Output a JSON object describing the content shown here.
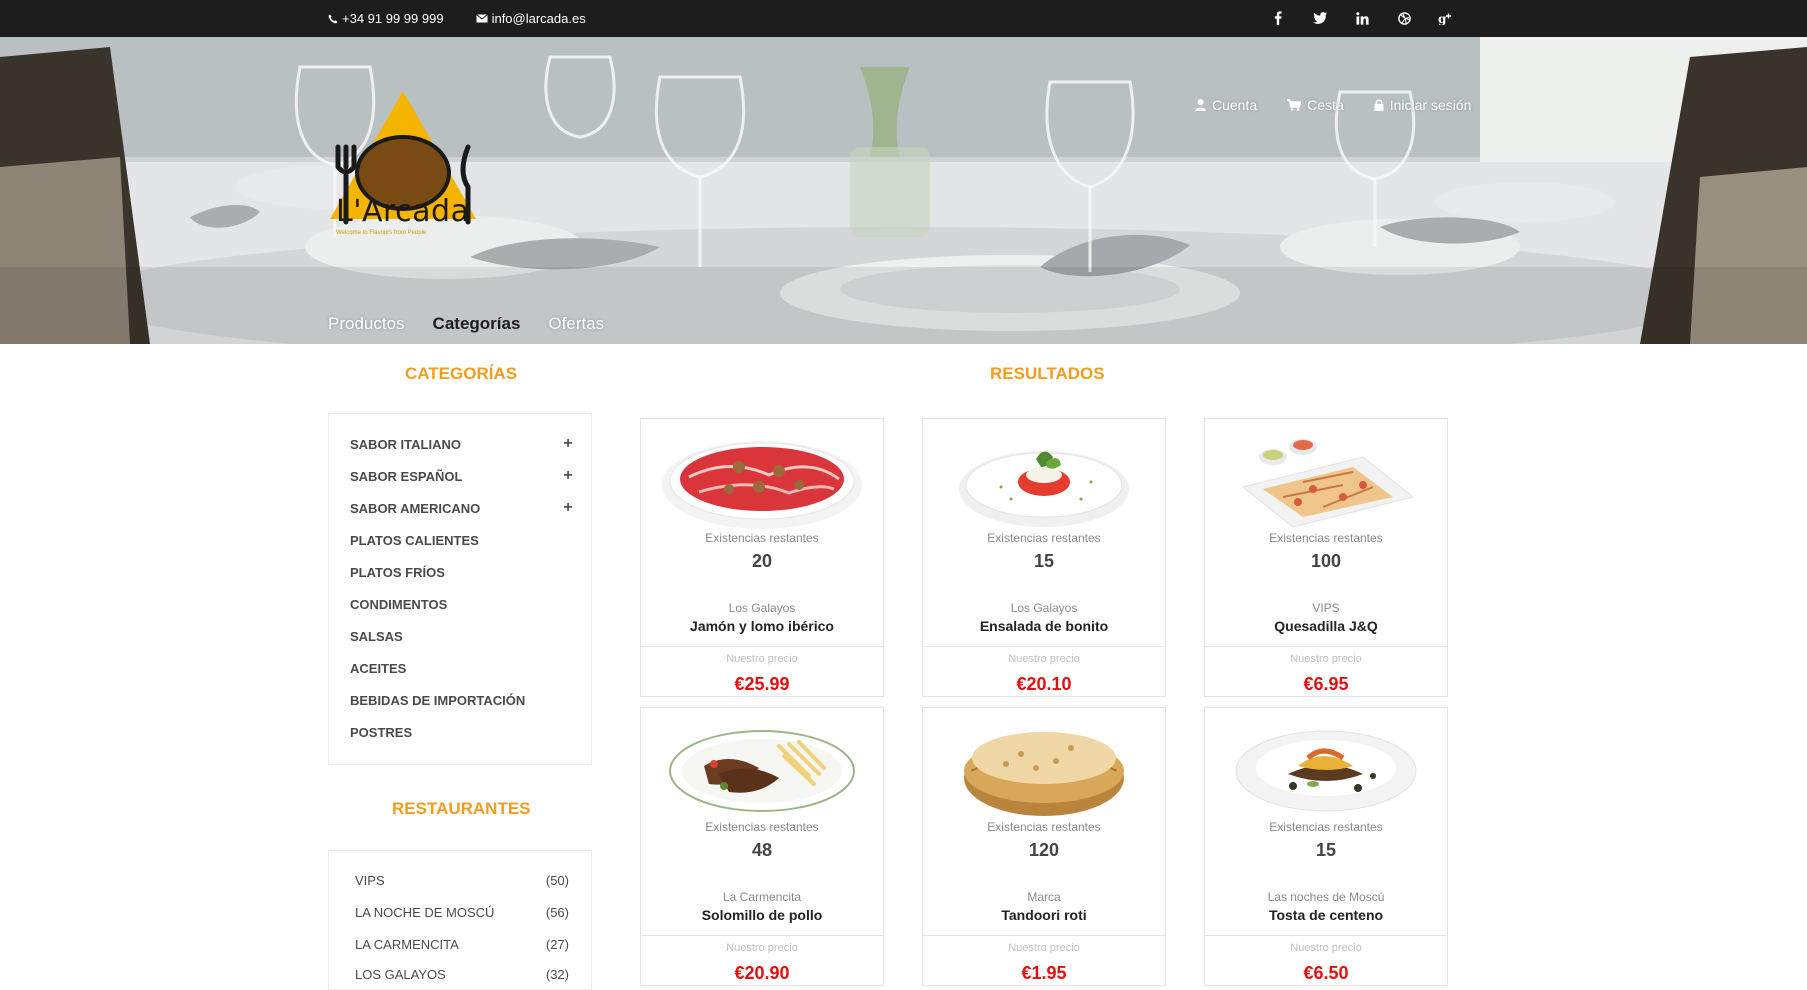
{
  "topbar": {
    "phone": "+34 91 99 99 999",
    "email": "info@larcada.es",
    "social": [
      "facebook-icon",
      "twitter-icon",
      "linkedin-icon",
      "dribbble-icon",
      "google-plus-icon"
    ]
  },
  "header": {
    "logo_text": "L'Arcada",
    "logo_tagline": "Welcome to Flavours from People",
    "links": {
      "account": "Cuenta",
      "cart": "Cesta",
      "login": "Iniciar sesión"
    },
    "nav": {
      "products": "Productos",
      "categories": "Categorías",
      "offers": "Ofertas"
    }
  },
  "categories": {
    "title": "CATEGORÍAS",
    "items": [
      {
        "label": "SABOR ITALIANO",
        "toggle": "+"
      },
      {
        "label": "SABOR ESPAÑOL",
        "toggle": "+"
      },
      {
        "label": "SABOR AMERICANO",
        "toggle": "+"
      },
      {
        "label": "PLATOS CALIENTES"
      },
      {
        "label": "PLATOS FRÍOS"
      },
      {
        "label": "CONDIMENTOS"
      },
      {
        "label": "SALSAS"
      },
      {
        "label": "ACEITES"
      },
      {
        "label": "BEBIDAS DE IMPORTACIÓN"
      },
      {
        "label": "POSTRES"
      }
    ]
  },
  "restaurants": {
    "title": "RESTAURANTES",
    "items": [
      {
        "label": "VIPS",
        "count": "(50)"
      },
      {
        "label": "LA NOCHE DE MOSCÚ",
        "count": "(56)"
      },
      {
        "label": "LA CARMENCITA",
        "count": "(27)"
      },
      {
        "label": "LOS GALAYOS",
        "count": "(32)"
      }
    ]
  },
  "results": {
    "title": "RESULTADOS",
    "stock_label": "Existencias restantes",
    "price_label": "Nuestro precio",
    "products": [
      {
        "stock": "20",
        "brand": "Los Galayos",
        "name": "Jamón y lomo ibérico",
        "price": "€25.99"
      },
      {
        "stock": "15",
        "brand": "Los Galayos",
        "name": "Ensalada de bonito",
        "price": "€20.10"
      },
      {
        "stock": "100",
        "brand": "VIPS",
        "name": "Quesadilla J&Q",
        "price": "€6.95"
      },
      {
        "stock": "48",
        "brand": "La Carmencita",
        "name": "Solomillo de pollo",
        "price": "€20.90"
      },
      {
        "stock": "120",
        "brand": "Marca",
        "name": "Tandoori roti",
        "price": "€1.95"
      },
      {
        "stock": "15",
        "brand": "Las noches de Moscú",
        "name": "Tosta de centeno",
        "price": "€6.50"
      }
    ]
  },
  "colors": {
    "accent": "#f39c1e",
    "price": "#e50f0f",
    "topbar": "#1d1d1d"
  }
}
----------------
Reproduce the full listing faithfully, but do not carry over any pictures.

FINISHED ANSWER:
Output a JSON object describing the content shown here.
{
  "topbar": {
    "phone": "+34 91 99 99 999",
    "email": "info@larcada.es",
    "social": [
      "facebook-icon",
      "twitter-icon",
      "linkedin-icon",
      "dribbble-icon",
      "google-plus-icon"
    ]
  },
  "header": {
    "logo_text": "L'Arcada",
    "logo_tagline": "Welcome to Flavours from People",
    "links": {
      "account": "Cuenta",
      "cart": "Cesta",
      "login": "Iniciar sesión"
    },
    "nav": {
      "products": "Productos",
      "categories": "Categorías",
      "offers": "Ofertas"
    }
  },
  "categories": {
    "title": "CATEGORÍAS",
    "items": [
      {
        "label": "SABOR ITALIANO",
        "toggle": "+"
      },
      {
        "label": "SABOR ESPAÑOL",
        "toggle": "+"
      },
      {
        "label": "SABOR AMERICANO",
        "toggle": "+"
      },
      {
        "label": "PLATOS CALIENTES"
      },
      {
        "label": "PLATOS FRÍOS"
      },
      {
        "label": "CONDIMENTOS"
      },
      {
        "label": "SALSAS"
      },
      {
        "label": "ACEITES"
      },
      {
        "label": "BEBIDAS DE IMPORTACIÓN"
      },
      {
        "label": "POSTRES"
      }
    ]
  },
  "restaurants": {
    "title": "RESTAURANTES",
    "items": [
      {
        "label": "VIPS",
        "count": "(50)"
      },
      {
        "label": "LA NOCHE DE MOSCÚ",
        "count": "(56)"
      },
      {
        "label": "LA CARMENCITA",
        "count": "(27)"
      },
      {
        "label": "LOS GALAYOS",
        "count": "(32)"
      }
    ]
  },
  "results": {
    "title": "RESULTADOS",
    "stock_label": "Existencias restantes",
    "price_label": "Nuestro precio",
    "products": [
      {
        "stock": "20",
        "brand": "Los Galayos",
        "name": "Jamón y lomo ibérico",
        "price": "€25.99"
      },
      {
        "stock": "15",
        "brand": "Los Galayos",
        "name": "Ensalada de bonito",
        "price": "€20.10"
      },
      {
        "stock": "100",
        "brand": "VIPS",
        "name": "Quesadilla J&Q",
        "price": "€6.95"
      },
      {
        "stock": "48",
        "brand": "La Carmencita",
        "name": "Solomillo de pollo",
        "price": "€20.90"
      },
      {
        "stock": "120",
        "brand": "Marca",
        "name": "Tandoori roti",
        "price": "€1.95"
      },
      {
        "stock": "15",
        "brand": "Las noches de Moscú",
        "name": "Tosta de centeno",
        "price": "€6.50"
      }
    ]
  },
  "colors": {
    "accent": "#f39c1e",
    "price": "#e50f0f",
    "topbar": "#1d1d1d"
  }
}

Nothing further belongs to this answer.